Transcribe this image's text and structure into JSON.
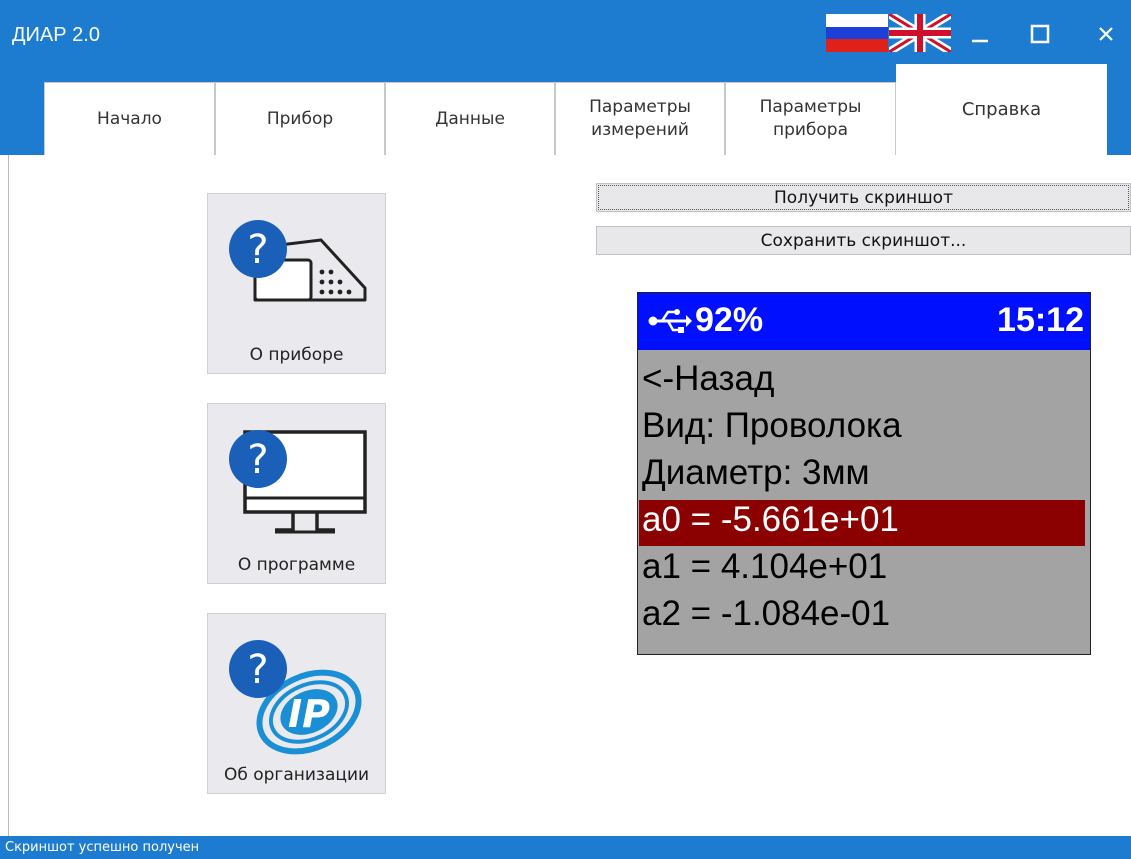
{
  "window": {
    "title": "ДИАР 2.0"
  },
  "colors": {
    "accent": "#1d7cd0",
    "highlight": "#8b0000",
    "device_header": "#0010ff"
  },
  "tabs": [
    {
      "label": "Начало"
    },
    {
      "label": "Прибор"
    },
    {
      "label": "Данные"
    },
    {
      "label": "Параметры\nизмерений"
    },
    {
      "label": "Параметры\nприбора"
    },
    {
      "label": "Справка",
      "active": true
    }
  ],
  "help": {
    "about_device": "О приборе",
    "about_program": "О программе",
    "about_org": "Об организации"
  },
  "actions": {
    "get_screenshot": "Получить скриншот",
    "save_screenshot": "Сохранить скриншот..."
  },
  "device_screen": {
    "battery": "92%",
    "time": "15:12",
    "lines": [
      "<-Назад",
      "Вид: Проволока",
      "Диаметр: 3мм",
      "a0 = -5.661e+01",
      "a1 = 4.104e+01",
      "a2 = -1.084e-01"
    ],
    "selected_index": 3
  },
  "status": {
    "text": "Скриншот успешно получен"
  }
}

#### PROBLEM TO SOLVE:
Every line of the listing that holds "label" should be found and copied.

#### TASK RESULT:
      "label": "Начало"
      "label": "Прибор"
      "label": "Данные"
      "label": "Параметры\nизмерений"
      "label": "Параметры\nприбора"
      "label": "Справка",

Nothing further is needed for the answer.